WHAT THIS TASK INVOLVES: In your copy, repeat the records exactly and leave out the pictures.

* BEGIN *

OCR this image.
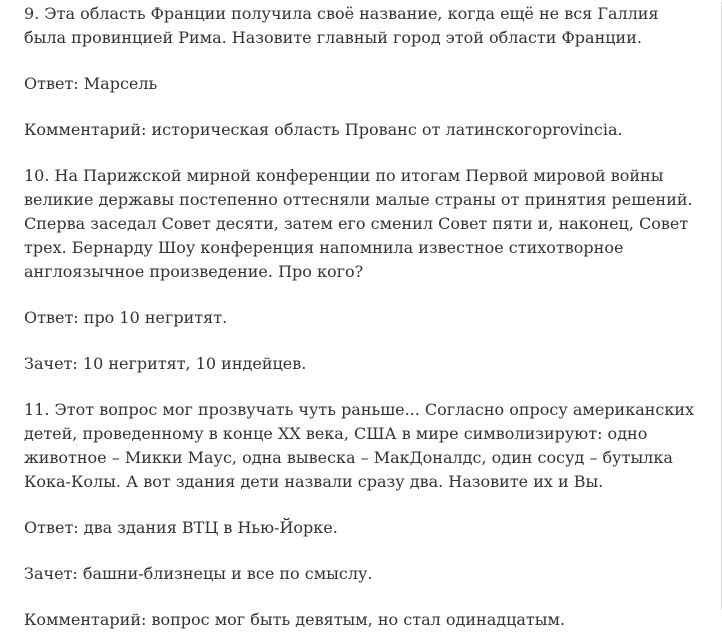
9. Эта область Франции получила своё название, когда ещё не вся Галлия была провинцией Рима. Назовите главный город этой области Франции.

Ответ: Марсель

Комментарий: историческая область Прованс от латинскогоprovincia.

10. На Парижской мирной конференции по итогам Первой мировой войны великие державы постепенно оттесняли малые страны от принятия решений. Сперва заседал Совет десяти, затем его сменил Совет пяти и, наконец, Совет трех. Бернарду Шоу конференция напомнила известное стихотворное англоязычное произведение. Про кого?

Ответ: про 10 негритят.

Зачет: 10 негритят, 10 индейцев.

11. Этот вопрос мог прозвучать чуть раньше... Согласно опросу американских детей, проведенному в конце XX века, США в мире символизируют: одно животное – Микки Маус, одна вывеска – МакДоналдс, один сосуд – бутылка Кока-Колы. А вот здания дети назвали сразу два. Назовите их и Вы.

Ответ: два здания ВТЦ в Нью-Йорке.

Зачет: башни-близнецы и все по смыслу.

Комментарий: вопрос мог быть девятым, но стал одинадцатым.
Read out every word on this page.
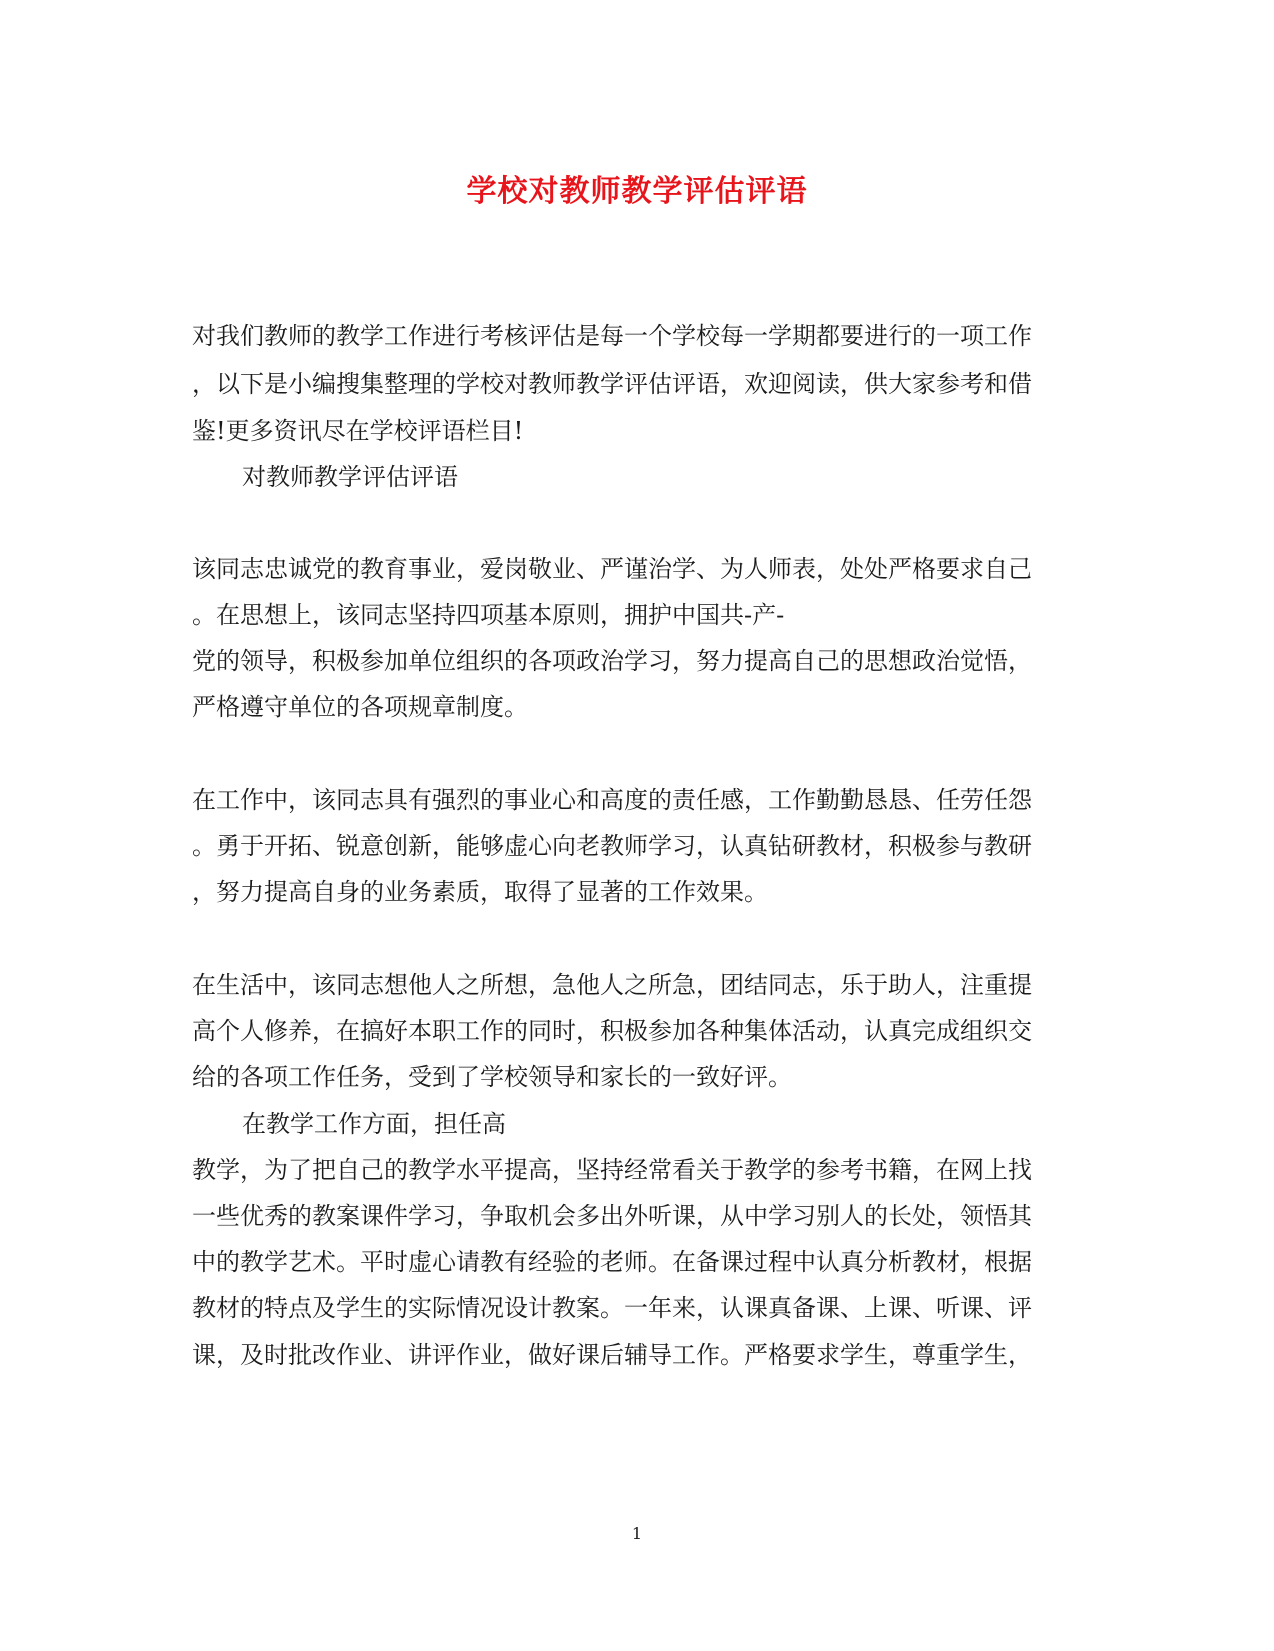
学校对教师教学评估评语
对我们教师的教学工作进行考核评估是每一个学校每一学期都要进行的一项工作
，以下是小编搜集整理的学校对教师教学评估评语，欢迎阅读，供大家参考和借
鉴!更多资讯尽在学校评语栏目!
对教师教学评估评语
该同志忠诚党的教育事业，爱岗敬业、严谨治学、为人师表，处处严格要求自己
。在思想上，该同志坚持四项基本原则，拥护中国共-产-
党的领导，积极参加单位组织的各项政治学习，努力提高自己的思想政治觉悟，
严格遵守单位的各项规章制度。
在工作中，该同志具有强烈的事业心和高度的责任感，工作勤勤恳恳、任劳任怨
。勇于开拓、锐意创新，能够虚心向老教师学习，认真钻研教材，积极参与教研
，努力提高自身的业务素质，取得了显著的工作效果。
在生活中，该同志想他人之所想，急他人之所急，团结同志，乐于助人，注重提
高个人修养，在搞好本职工作的同时，积极参加各种集体活动，认真完成组织交
给的各项工作任务，受到了学校领导和家长的一致好评。
在教学工作方面，担任高
教学，为了把自己的教学水平提高，坚持经常看关于教学的参考书籍，在网上找
一些优秀的教案课件学习，争取机会多出外听课，从中学习别人的长处，领悟其
中的教学艺术。平时虚心请教有经验的老师。在备课过程中认真分析教材，根据
教材的特点及学生的实际情况设计教案。一年来，认课真备课、上课、听课、评
课，及时批改作业、讲评作业，做好课后辅导工作。严格要求学生，尊重学生，
1
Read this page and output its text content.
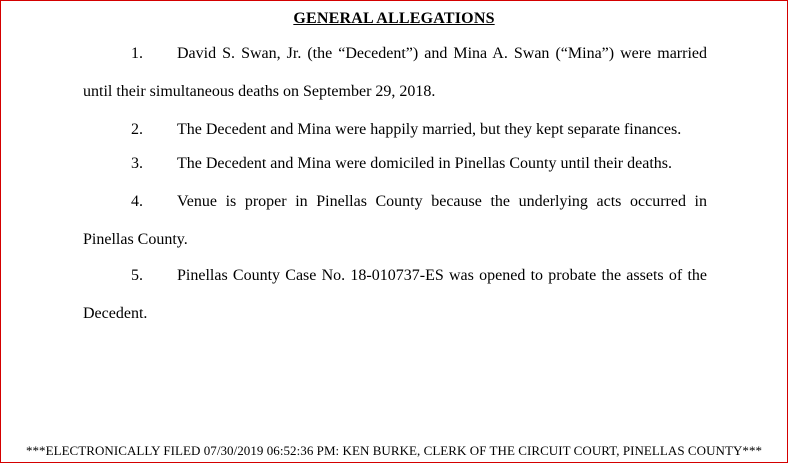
GENERAL ALLEGATIONS
1. David S. Swan, Jr. (the “Decedent”) and Mina A. Swan (“Mina”) were married
until their simultaneous deaths on September 29, 2018.
2. The Decedent and Mina were happily married, but they kept separate finances.
3. The Decedent and Mina were domiciled in Pinellas County until their deaths.
4. Venue is proper in Pinellas County because the underlying acts occurred in
Pinellas County.
5. Pinellas County Case No. 18-010737-ES was opened to probate the assets of the
Decedent.
***ELECTRONICALLY FILED 07/30/2019 06:52:36 PM: KEN BURKE, CLERK OF THE CIRCUIT COURT, PINELLAS COUNTY***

* END *

TASK ANSWER:
OCR this image.
9. Эта область Франции получила своё название, когда ещё не вся Галлия была провинцией Рима. Назовите главный город этой области Франции.

Ответ: Марсель

Комментарий: историческая область Прованс от латинскогоprovincia.

10. На Парижской мирной конференции по итогам Первой мировой войны великие державы постепенно оттесняли малые страны от принятия решений. Сперва заседал Совет десяти, затем его сменил Совет пяти и, наконец, Совет трех. Бернарду Шоу конференция напомнила известное стихотворное англоязычное произведение. Про кого?

Ответ: про 10 негритят.

Зачет: 10 негритят, 10 индейцев.

11. Этот вопрос мог прозвучать чуть раньше... Согласно опросу американских детей, проведенному в конце XX века, США в мире символизируют: одно животное – Микки Маус, одна вывеска – МакДоналдс, один сосуд – бутылка Кока-Колы. А вот здания дети назвали сразу два. Назовите их и Вы.

Ответ: два здания ВТЦ в Нью-Йорке.

Зачет: башни-близнецы и все по смыслу.

Комментарий: вопрос мог быть девятым, но стал одинадцатым.
Read out every word on this page.
学校对教师教学评估评语
对我们教师的教学工作进行考核评估是每一个学校每一学期都要进行的一项工作
，以下是小编搜集整理的学校对教师教学评估评语，欢迎阅读，供大家参考和借
鉴!更多资讯尽在学校评语栏目!
对教师教学评估评语
该同志忠诚党的教育事业，爱岗敬业、严谨治学、为人师表，处处严格要求自己
。在思想上，该同志坚持四项基本原则，拥护中国共-产-
党的领导，积极参加单位组织的各项政治学习，努力提高自己的思想政治觉悟，
严格遵守单位的各项规章制度。
在工作中，该同志具有强烈的事业心和高度的责任感，工作勤勤恳恳、任劳任怨
。勇于开拓、锐意创新，能够虚心向老教师学习，认真钻研教材，积极参与教研
，努力提高自身的业务素质，取得了显著的工作效果。
在生活中，该同志想他人之所想，急他人之所急，团结同志，乐于助人，注重提
高个人修养，在搞好本职工作的同时，积极参加各种集体活动，认真完成组织交
给的各项工作任务，受到了学校领导和家长的一致好评。
在教学工作方面，担任高
教学，为了把自己的教学水平提高，坚持经常看关于教学的参考书籍，在网上找
一些优秀的教案课件学习，争取机会多出外听课，从中学习别人的长处，领悟其
中的教学艺术。平时虚心请教有经验的老师。在备课过程中认真分析教材，根据
教材的特点及学生的实际情况设计教案。一年来，认课真备课、上课、听课、评
课，及时批改作业、讲评作业，做好课后辅导工作。严格要求学生，尊重学生，
1
Read this page and output its text content.
GENERAL ALLEGATIONS
1. David S. Swan, Jr. (the “Decedent”) and Mina A. Swan (“Mina”) were married
until their simultaneous deaths on September 29, 2018.
2. The Decedent and Mina were happily married, but they kept separate finances.
3. The Decedent and Mina were domiciled in Pinellas County until their deaths.
4. Venue is proper in Pinellas County because the underlying acts occurred in
Pinellas County.
5. Pinellas County Case No. 18-010737-ES was opened to probate the assets of the
Decedent.
***ELECTRONICALLY FILED 07/30/2019 06:52:36 PM: KEN BURKE, CLERK OF THE CIRCUIT COURT, PINELLAS COUNTY***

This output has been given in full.